◆ TASK BRIEF:
Every entry in the following listing must be restated word for word, though not its pictures.

◆ SOURCE MATERIAL:
□ □ □ □ □ □ □

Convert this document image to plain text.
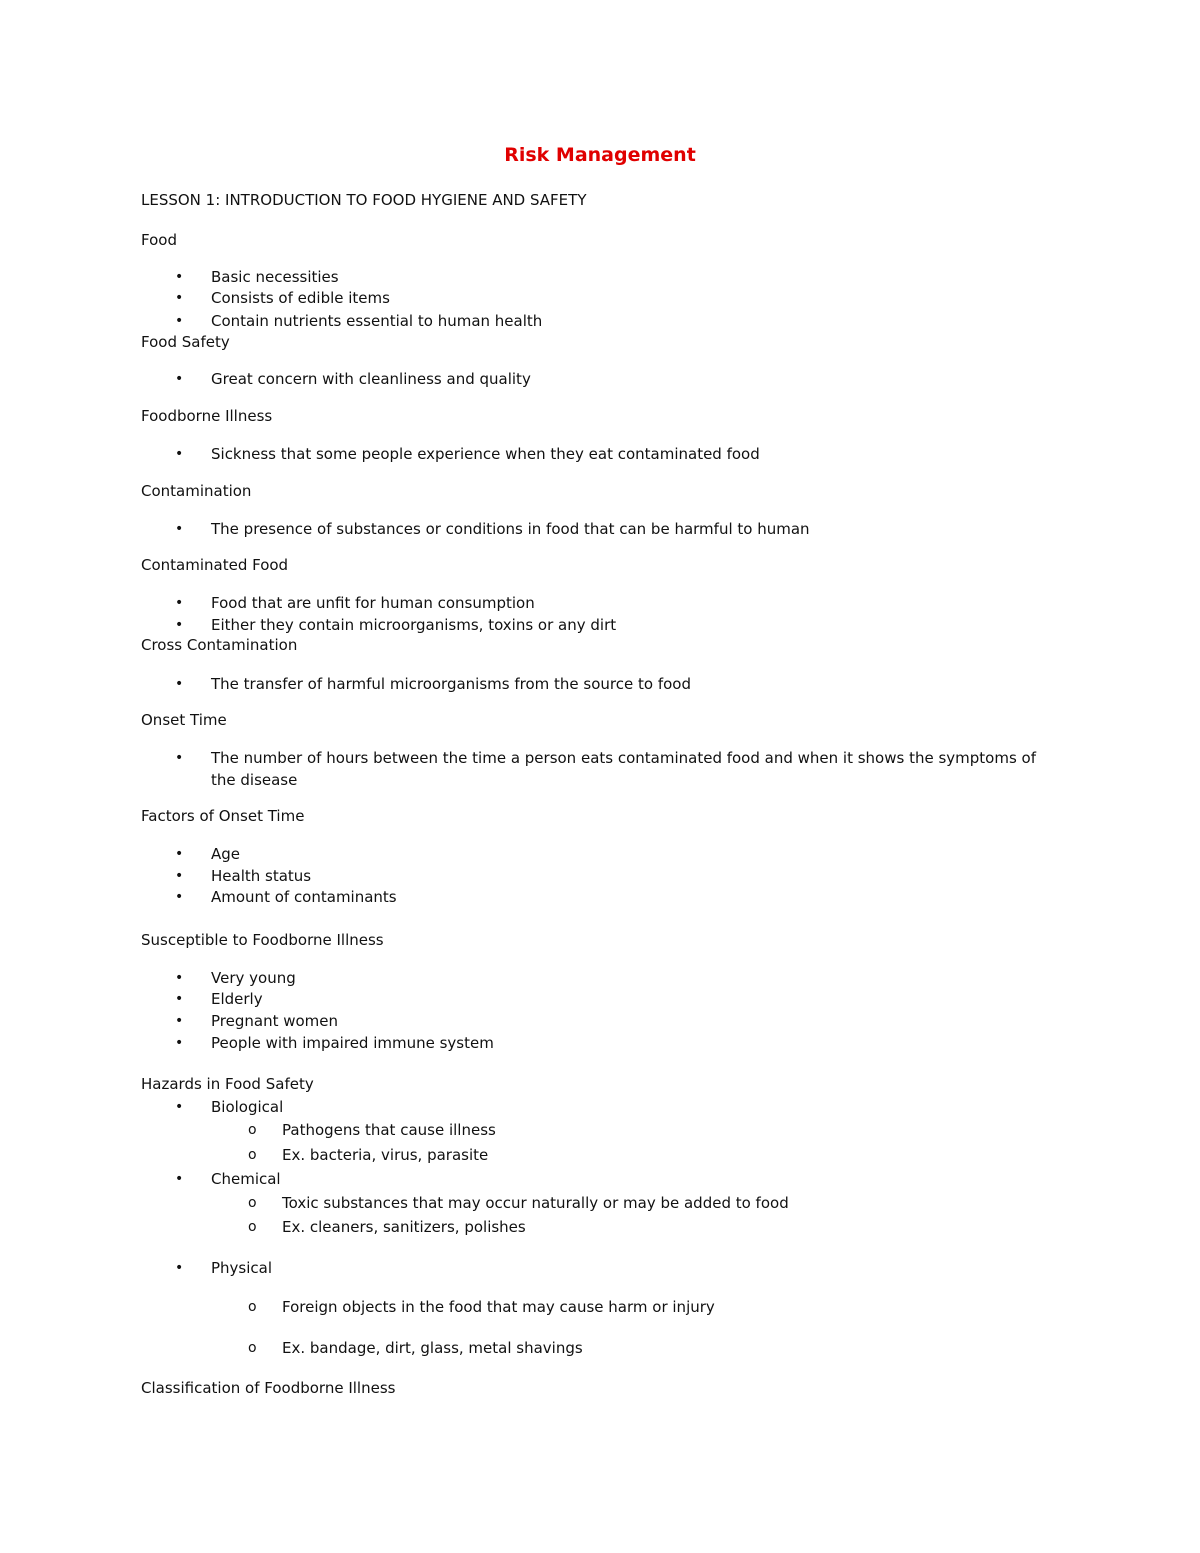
Risk Management
LESSON 1: INTRODUCTION TO FOOD HYGIENE AND SAFETY
Food
• Basic necessities
• Consists of edible items
• Contain nutrients essential to human health
Food Safety
• Great concern with cleanliness and quality
Foodborne Illness
• Sickness that some people experience when they eat contaminated food
Contamination
• The presence of substances or conditions in food that can be harmful to human
Contaminated Food
• Food that are unfit for human consumption
• Either they contain microorganisms, toxins or any dirt
Cross Contamination
• The transfer of harmful microorganisms from the source to food
Onset Time
• The number of hours between the time a person eats contaminated food and when it shows the symptoms of the disease
Factors of Onset Time
• Age
• Health status
• Amount of contaminants
Susceptible to Foodborne Illness
• Very young
• Elderly
• Pregnant women
• People with impaired immune system
Hazards in Food Safety
• Biological
o Pathogens that cause illness
o Ex. bacteria, virus, parasite
• Chemical
o Toxic substances that may occur naturally or may be added to food
o Ex. cleaners, sanitizers, polishes
• Physical
o Foreign objects in the food that may cause harm or injury
o Ex. bandage, dirt, glass, metal shavings
Classification of Foodborne Illness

□ □ □ □ □ □ □

◆ EXERCISE OUTPUT:
Convert this document image to plain text.
Risk Management
LESSON 1: INTRODUCTION TO FOOD HYGIENE AND SAFETY
Food
• Basic necessities
• Consists of edible items
• Contain nutrients essential to human health
Food Safety
• Great concern with cleanliness and quality
Foodborne Illness
• Sickness that some people experience when they eat contaminated food
Contamination
• The presence of substances or conditions in food that can be harmful to human
Contaminated Food
• Food that are unfit for human consumption
• Either they contain microorganisms, toxins or any dirt
Cross Contamination
• The transfer of harmful microorganisms from the source to food
Onset Time
• The number of hours between the time a person eats contaminated food and when it shows the symptoms of the disease
Factors of Onset Time
• Age
• Health status
• Amount of contaminants
Susceptible to Foodborne Illness
• Very young
• Elderly
• Pregnant women
• People with impaired immune system
Hazards in Food Safety
• Biological
o Pathogens that cause illness
o Ex. bacteria, virus, parasite
• Chemical
o Toxic substances that may occur naturally or may be added to food
o Ex. cleaners, sanitizers, polishes
• Physical
o Foreign objects in the food that may cause harm or injury
o Ex. bandage, dirt, glass, metal shavings
Classification of Foodborne Illness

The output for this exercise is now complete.